[Records from a collection]
>>>

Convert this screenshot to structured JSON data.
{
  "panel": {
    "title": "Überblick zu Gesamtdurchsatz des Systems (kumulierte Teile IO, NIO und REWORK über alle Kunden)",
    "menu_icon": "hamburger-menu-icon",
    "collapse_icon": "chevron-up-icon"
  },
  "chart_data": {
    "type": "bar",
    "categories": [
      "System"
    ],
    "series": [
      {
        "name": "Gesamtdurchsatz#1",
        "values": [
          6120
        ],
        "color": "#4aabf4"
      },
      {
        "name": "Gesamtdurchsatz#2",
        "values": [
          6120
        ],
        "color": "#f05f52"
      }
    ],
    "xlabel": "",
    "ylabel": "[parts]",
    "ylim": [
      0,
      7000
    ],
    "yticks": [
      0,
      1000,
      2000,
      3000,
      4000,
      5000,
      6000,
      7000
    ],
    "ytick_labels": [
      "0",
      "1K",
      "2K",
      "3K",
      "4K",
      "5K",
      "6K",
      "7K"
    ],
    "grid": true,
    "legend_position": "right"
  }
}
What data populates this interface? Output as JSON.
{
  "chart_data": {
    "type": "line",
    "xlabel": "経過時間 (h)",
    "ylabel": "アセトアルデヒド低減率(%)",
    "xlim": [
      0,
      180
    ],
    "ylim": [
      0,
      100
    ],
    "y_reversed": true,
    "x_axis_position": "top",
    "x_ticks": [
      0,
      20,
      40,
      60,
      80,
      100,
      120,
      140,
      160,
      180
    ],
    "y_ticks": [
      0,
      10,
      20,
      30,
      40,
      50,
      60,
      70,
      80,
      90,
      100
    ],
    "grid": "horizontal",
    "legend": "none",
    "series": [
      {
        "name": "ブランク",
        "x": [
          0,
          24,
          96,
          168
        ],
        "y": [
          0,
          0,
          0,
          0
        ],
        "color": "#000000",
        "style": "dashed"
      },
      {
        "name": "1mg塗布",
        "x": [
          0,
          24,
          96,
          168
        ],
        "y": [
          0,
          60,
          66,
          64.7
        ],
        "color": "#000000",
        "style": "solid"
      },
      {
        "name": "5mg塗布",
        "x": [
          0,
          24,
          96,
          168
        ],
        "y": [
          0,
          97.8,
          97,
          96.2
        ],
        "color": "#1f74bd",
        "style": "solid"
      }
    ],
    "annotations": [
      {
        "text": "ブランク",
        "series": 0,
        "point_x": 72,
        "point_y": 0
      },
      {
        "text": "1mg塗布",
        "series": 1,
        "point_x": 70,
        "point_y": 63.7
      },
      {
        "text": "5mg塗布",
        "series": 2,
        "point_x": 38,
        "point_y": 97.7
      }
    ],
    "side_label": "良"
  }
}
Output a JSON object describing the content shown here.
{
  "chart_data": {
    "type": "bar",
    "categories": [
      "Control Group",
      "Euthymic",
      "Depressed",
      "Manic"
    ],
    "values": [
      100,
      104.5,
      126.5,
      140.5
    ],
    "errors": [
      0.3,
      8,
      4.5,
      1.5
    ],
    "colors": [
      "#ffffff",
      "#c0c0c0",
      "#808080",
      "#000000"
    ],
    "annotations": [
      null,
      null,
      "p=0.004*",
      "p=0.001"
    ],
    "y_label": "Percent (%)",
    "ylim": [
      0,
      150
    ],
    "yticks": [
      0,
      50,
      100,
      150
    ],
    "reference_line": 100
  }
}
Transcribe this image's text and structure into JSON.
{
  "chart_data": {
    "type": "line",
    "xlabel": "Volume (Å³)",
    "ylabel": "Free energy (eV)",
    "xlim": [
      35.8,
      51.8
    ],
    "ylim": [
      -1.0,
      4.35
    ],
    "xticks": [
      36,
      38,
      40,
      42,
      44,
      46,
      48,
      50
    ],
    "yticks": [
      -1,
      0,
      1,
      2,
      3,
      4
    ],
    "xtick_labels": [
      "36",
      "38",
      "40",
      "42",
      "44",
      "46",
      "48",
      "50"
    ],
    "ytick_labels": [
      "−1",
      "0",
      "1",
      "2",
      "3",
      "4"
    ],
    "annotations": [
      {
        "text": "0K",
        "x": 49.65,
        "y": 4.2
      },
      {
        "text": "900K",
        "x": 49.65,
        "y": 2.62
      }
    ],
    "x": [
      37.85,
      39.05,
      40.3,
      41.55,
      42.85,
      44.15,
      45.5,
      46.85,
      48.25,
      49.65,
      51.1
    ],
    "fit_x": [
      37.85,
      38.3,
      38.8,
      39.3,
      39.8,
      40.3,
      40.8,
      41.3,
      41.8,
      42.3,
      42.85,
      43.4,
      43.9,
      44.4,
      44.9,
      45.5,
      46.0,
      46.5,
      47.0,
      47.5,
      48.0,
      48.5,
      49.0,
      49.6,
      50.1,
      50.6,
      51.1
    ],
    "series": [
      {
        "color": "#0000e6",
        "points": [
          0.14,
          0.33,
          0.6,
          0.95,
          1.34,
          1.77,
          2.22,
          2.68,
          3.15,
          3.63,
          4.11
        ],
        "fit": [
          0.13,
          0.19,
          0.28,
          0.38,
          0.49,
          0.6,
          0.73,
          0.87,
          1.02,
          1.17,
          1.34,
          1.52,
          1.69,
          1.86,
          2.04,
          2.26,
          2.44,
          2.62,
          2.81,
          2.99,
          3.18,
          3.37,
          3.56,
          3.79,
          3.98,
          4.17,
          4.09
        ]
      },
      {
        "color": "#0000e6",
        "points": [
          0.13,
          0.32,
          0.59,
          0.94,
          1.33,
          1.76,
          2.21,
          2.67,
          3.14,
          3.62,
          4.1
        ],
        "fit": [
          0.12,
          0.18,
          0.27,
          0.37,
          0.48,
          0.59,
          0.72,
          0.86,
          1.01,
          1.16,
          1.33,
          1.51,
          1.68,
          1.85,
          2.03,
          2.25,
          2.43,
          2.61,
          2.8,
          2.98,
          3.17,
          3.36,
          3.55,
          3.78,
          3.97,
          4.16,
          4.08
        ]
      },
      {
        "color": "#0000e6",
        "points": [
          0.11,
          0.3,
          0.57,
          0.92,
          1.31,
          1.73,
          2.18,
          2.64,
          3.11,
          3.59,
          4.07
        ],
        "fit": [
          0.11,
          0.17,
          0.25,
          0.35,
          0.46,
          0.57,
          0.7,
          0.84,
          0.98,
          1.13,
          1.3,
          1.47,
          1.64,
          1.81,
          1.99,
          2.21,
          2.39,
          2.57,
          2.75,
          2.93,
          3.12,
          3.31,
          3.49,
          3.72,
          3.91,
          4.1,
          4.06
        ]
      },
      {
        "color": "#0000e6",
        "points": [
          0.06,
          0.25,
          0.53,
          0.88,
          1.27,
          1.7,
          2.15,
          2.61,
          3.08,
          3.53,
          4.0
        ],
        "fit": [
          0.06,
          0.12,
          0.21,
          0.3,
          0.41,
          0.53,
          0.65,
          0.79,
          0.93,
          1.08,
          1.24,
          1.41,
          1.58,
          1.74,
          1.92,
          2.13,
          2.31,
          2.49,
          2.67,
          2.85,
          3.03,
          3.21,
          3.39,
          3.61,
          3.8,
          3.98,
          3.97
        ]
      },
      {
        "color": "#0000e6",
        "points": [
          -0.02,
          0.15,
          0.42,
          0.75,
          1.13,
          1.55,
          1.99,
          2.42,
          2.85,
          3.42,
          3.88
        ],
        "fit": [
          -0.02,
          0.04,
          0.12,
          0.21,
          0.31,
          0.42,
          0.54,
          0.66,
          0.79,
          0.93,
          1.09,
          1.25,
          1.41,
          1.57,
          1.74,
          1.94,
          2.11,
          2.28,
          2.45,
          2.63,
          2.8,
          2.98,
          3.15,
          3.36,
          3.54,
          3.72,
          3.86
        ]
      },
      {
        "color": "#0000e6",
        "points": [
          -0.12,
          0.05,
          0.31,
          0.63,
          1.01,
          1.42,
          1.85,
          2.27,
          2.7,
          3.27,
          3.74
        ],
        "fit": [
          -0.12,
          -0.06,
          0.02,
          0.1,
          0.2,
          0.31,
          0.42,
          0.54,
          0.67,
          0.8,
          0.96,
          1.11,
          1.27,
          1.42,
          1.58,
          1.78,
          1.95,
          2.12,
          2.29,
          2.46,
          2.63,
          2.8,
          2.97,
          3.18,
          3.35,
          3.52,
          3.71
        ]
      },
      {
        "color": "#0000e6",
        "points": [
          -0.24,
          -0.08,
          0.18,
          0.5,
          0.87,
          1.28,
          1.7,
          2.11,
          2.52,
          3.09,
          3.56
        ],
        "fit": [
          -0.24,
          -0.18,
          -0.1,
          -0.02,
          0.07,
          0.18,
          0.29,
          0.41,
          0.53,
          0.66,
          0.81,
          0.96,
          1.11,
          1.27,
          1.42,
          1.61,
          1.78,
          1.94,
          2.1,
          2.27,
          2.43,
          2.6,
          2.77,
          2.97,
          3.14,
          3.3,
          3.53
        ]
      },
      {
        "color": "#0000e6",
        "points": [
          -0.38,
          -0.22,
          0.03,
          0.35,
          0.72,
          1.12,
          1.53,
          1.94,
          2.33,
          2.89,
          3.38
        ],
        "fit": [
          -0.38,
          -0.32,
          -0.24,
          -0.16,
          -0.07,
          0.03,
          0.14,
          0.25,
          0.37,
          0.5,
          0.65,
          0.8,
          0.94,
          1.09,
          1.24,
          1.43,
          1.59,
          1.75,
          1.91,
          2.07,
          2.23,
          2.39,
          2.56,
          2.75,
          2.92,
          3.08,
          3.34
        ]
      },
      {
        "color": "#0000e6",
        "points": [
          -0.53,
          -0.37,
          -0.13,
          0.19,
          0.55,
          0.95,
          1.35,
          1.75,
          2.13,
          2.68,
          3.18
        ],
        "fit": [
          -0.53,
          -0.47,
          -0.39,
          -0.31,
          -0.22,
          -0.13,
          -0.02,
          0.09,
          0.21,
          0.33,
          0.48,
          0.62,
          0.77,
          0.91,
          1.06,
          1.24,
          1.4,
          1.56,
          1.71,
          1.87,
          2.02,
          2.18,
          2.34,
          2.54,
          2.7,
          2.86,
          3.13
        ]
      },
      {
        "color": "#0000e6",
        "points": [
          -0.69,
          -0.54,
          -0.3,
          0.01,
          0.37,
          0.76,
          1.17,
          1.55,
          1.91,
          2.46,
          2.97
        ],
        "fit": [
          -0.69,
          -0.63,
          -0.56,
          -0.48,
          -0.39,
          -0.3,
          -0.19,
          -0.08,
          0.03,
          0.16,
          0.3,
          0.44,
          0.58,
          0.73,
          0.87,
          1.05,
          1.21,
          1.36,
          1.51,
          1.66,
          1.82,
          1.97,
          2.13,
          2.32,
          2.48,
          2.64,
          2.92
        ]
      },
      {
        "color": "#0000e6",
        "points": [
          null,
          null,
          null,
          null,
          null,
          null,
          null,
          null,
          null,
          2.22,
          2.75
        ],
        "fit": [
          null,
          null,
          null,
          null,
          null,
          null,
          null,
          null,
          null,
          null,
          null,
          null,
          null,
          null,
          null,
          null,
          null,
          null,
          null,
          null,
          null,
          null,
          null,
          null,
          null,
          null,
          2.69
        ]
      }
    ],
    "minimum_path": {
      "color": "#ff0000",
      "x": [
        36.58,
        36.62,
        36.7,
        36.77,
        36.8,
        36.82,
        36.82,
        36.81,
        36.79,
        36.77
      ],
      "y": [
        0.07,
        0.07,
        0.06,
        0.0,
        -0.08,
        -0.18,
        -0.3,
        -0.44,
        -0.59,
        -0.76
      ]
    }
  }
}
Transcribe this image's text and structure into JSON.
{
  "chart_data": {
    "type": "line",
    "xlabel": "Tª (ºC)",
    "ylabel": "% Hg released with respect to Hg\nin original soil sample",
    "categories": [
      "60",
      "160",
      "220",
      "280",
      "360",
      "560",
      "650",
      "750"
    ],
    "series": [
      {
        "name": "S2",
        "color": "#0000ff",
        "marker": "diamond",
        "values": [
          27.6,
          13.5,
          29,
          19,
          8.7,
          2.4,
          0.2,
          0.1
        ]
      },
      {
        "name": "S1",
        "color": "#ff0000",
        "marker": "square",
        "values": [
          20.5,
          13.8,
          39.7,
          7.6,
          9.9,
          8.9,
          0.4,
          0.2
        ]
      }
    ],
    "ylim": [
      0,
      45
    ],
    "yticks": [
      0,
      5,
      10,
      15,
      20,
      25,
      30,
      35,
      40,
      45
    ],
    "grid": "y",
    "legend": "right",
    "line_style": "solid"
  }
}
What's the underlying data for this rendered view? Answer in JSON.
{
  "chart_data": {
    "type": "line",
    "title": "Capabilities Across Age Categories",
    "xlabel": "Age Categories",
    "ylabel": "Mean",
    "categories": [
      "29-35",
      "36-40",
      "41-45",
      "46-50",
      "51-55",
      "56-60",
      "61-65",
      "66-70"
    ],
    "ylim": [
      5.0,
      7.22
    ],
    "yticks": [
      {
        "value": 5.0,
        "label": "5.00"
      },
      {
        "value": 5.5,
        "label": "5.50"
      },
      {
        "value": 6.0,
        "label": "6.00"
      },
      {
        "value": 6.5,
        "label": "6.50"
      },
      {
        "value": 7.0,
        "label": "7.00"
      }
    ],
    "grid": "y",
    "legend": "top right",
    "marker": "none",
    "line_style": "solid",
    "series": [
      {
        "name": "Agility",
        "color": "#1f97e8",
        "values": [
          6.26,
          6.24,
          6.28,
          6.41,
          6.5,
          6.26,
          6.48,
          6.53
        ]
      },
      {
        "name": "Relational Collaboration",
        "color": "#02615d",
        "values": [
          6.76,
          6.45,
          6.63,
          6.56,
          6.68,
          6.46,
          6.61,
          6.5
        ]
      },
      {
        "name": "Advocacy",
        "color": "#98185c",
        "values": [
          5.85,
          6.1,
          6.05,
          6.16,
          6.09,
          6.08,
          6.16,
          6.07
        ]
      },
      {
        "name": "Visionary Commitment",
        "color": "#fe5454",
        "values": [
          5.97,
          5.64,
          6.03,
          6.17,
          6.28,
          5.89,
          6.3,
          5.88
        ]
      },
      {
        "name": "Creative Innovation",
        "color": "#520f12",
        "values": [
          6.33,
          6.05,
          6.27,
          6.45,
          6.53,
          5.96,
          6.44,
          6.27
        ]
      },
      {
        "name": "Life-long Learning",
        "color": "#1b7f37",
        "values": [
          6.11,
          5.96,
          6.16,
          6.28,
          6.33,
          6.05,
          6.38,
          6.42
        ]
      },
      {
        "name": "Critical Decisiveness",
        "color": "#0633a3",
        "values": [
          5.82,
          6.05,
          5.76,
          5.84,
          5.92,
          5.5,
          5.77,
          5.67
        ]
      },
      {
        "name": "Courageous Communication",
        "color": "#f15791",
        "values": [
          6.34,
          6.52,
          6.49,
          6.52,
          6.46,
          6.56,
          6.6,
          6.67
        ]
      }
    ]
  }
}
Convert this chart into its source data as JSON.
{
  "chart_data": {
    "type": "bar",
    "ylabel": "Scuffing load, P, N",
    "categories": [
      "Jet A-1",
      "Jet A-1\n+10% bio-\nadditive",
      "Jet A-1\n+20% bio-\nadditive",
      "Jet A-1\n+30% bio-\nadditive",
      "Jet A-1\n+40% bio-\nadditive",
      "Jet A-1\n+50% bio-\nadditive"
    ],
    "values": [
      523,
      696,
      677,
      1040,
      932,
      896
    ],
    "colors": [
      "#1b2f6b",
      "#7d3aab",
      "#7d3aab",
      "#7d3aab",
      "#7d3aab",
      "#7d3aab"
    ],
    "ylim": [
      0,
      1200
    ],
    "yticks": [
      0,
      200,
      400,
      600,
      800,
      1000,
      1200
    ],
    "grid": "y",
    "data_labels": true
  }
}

<<<

§ **Task prompt**: Return exactly the lines from the line bearing "Convert this chart" to the end of the records, inclusive of both; include no other lines.

§ **Expected output**:
Convert this chart into its source data as JSON.
{
  "chart_data": {
    "type": "bar",
    "ylabel": "Scuffing load, P, N",
    "categories": [
      "Jet A-1",
      "Jet A-1\n+10% bio-\nadditive",
      "Jet A-1\n+20% bio-\nadditive",
      "Jet A-1\n+30% bio-\nadditive",
      "Jet A-1\n+40% bio-\nadditive",
      "Jet A-1\n+50% bio-\nadditive"
    ],
    "values": [
      523,
      696,
      677,
      1040,
      932,
      896
    ],
    "colors": [
      "#1b2f6b",
      "#7d3aab",
      "#7d3aab",
      "#7d3aab",
      "#7d3aab",
      "#7d3aab"
    ],
    "ylim": [
      0,
      1200
    ],
    "yticks": [
      0,
      200,
      400,
      600,
      800,
      1000,
      1200
    ],
    "grid": "y",
    "data_labels": true
  }
}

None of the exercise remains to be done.